--- Start ---

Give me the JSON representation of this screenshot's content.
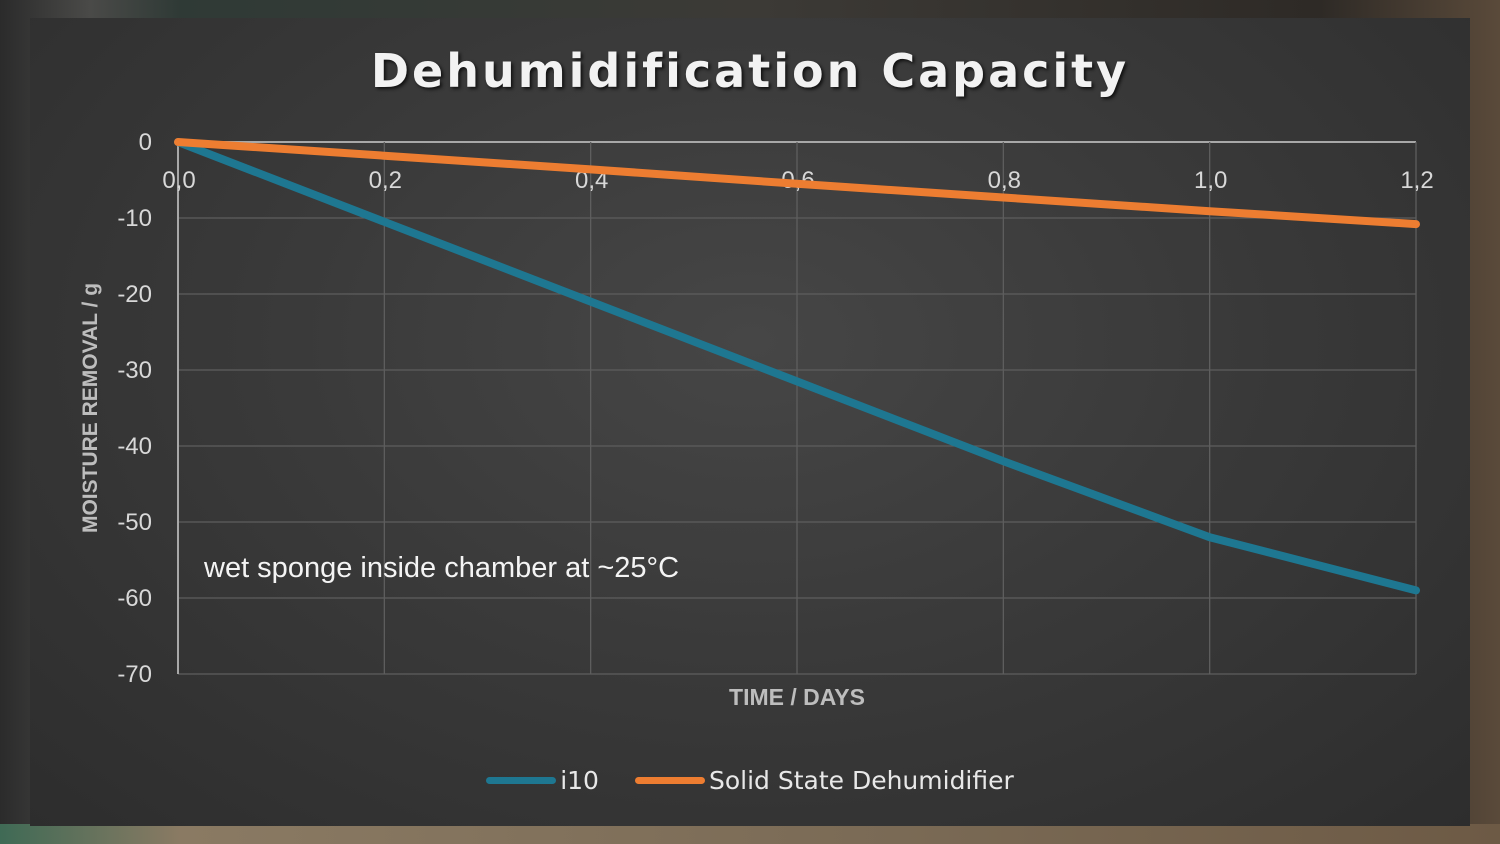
{
  "chart_data": {
    "type": "line",
    "title": "Dehumidification Capacity",
    "xlabel": "TIME / DAYS",
    "ylabel": "MOISTURE REMOVAL / g",
    "xlim": [
      0,
      1.2
    ],
    "ylim": [
      -70,
      0
    ],
    "x_ticks": [
      "0,0",
      "0,2",
      "0,4",
      "0,6",
      "0,8",
      "1,0",
      "1,2"
    ],
    "x_tick_values": [
      0,
      0.2,
      0.4,
      0.6,
      0.8,
      1.0,
      1.2
    ],
    "y_ticks": [
      "0",
      "-10",
      "-20",
      "-30",
      "-40",
      "-50",
      "-60",
      "-70"
    ],
    "y_tick_values": [
      0,
      -10,
      -20,
      -30,
      -40,
      -50,
      -60,
      -70
    ],
    "grid": true,
    "legend_position": "bottom",
    "annotation": "wet sponge inside chamber at ~25°C",
    "series": [
      {
        "name": "i10",
        "color": "#1e7791",
        "x": [
          0,
          0.2,
          0.4,
          0.6,
          0.8,
          0.95,
          1.0,
          1.2
        ],
        "y": [
          0,
          -10.5,
          -21,
          -31.5,
          -42,
          -49.5,
          -52,
          -59
        ]
      },
      {
        "name": "Solid State Dehumidifier",
        "color": "#ed7d31",
        "x": [
          0,
          0.2,
          0.4,
          0.6,
          0.8,
          1.0,
          1.2
        ],
        "y": [
          0,
          -1.8,
          -3.6,
          -5.5,
          -7.3,
          -9.1,
          -10.8
        ]
      }
    ]
  }
}
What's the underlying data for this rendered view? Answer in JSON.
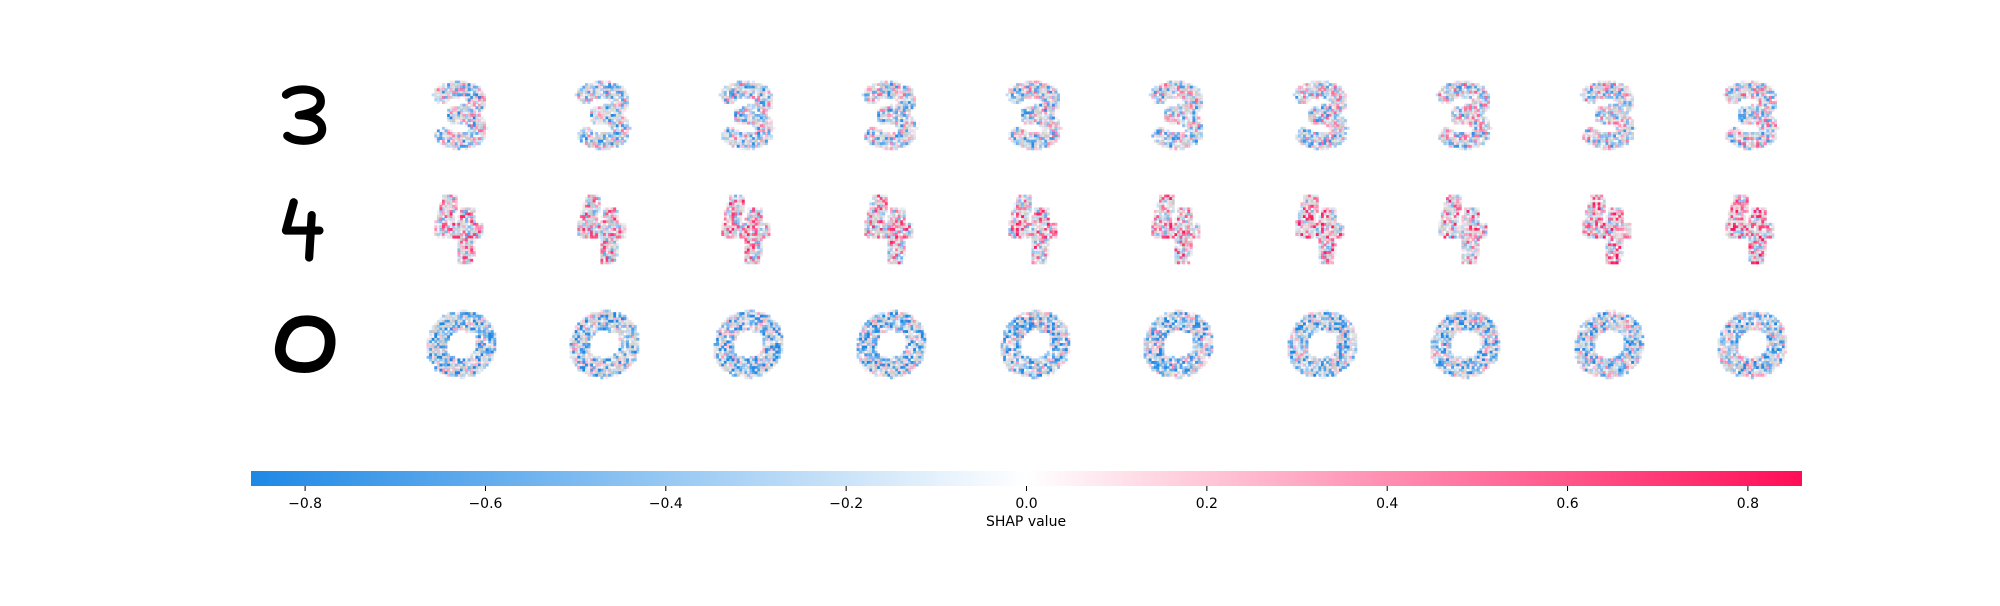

--- End ---

* **EXERCISE INSTRUCTIONS**
Pictures in the records above should not be copied. Repeat everything else exactly.

* **WRITTEN RESPONSE**
Give me the JSON representation of this screenshot's content.
{
  "chart_data": {
    "type": "line",
    "title": "Dehumidification Capacity",
    "xlabel": "TIME / DAYS",
    "ylabel": "MOISTURE REMOVAL / g",
    "xlim": [
      0,
      1.2
    ],
    "ylim": [
      -70,
      0
    ],
    "x_ticks": [
      "0,0",
      "0,2",
      "0,4",
      "0,6",
      "0,8",
      "1,0",
      "1,2"
    ],
    "x_tick_values": [
      0,
      0.2,
      0.4,
      0.6,
      0.8,
      1.0,
      1.2
    ],
    "y_ticks": [
      "0",
      "-10",
      "-20",
      "-30",
      "-40",
      "-50",
      "-60",
      "-70"
    ],
    "y_tick_values": [
      0,
      -10,
      -20,
      -30,
      -40,
      -50,
      -60,
      -70
    ],
    "grid": true,
    "legend_position": "bottom",
    "annotation": "wet sponge inside chamber at ~25°C",
    "series": [
      {
        "name": "i10",
        "color": "#1e7791",
        "x": [
          0,
          0.2,
          0.4,
          0.6,
          0.8,
          0.95,
          1.0,
          1.2
        ],
        "y": [
          0,
          -10.5,
          -21,
          -31.5,
          -42,
          -49.5,
          -52,
          -59
        ]
      },
      {
        "name": "Solid State Dehumidifier",
        "color": "#ed7d31",
        "x": [
          0,
          0.2,
          0.4,
          0.6,
          0.8,
          1.0,
          1.2
        ],
        "y": [
          0,
          -1.8,
          -3.6,
          -5.5,
          -7.3,
          -9.1,
          -10.8
        ]
      }
    ]
  }
}
What's the underlying data for this rendered view? Answer in JSON.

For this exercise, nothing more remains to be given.